## What to produce
Exactly repeat all the records below, omitting the images they hold.
====
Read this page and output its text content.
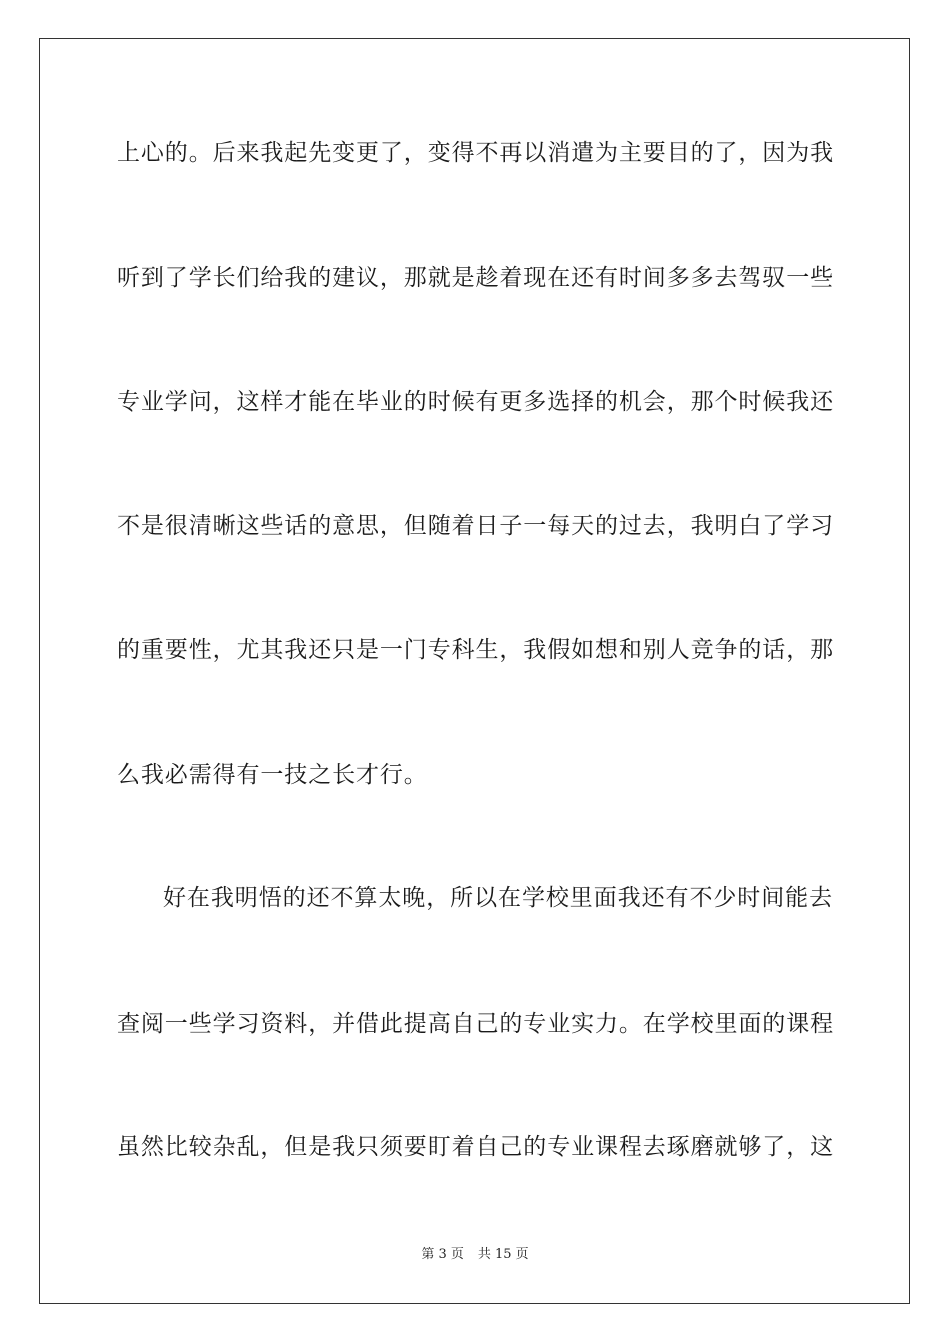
上心的。后来我起先变更了，变得不再以消遣为主要目的了，因为我
听到了学长们给我的建议，那就是趁着现在还有时间多多去驾驭一些
专业学问，这样才能在毕业的时候有更多选择的机会，那个时候我还
不是很清晰这些话的意思，但随着日子一每天的过去，我明白了学习
的重要性，尤其我还只是一门专科生，我假如想和别人竞争的话，那
么我必需得有一技之长才行。
好在我明悟的还不算太晚，所以在学校里面我还有不少时间能去
查阅一些学习资料，并借此提高自己的专业实力。在学校里面的课程
虽然比较杂乱，但是我只须要盯着自己的专业课程去琢磨就够了，这
第 3 页 共 15 页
====
## Task output
Read this page and output its text content.
上心的。后来我起先变更了，变得不再以消遣为主要目的了，因为我
听到了学长们给我的建议，那就是趁着现在还有时间多多去驾驭一些
专业学问，这样才能在毕业的时候有更多选择的机会，那个时候我还
不是很清晰这些话的意思，但随着日子一每天的过去，我明白了学习
的重要性，尤其我还只是一门专科生，我假如想和别人竞争的话，那
么我必需得有一技之长才行。
好在我明悟的还不算太晚，所以在学校里面我还有不少时间能去
查阅一些学习资料，并借此提高自己的专业实力。在学校里面的课程
虽然比较杂乱，但是我只须要盯着自己的专业课程去琢磨就够了，这
第 3 页 共 15 页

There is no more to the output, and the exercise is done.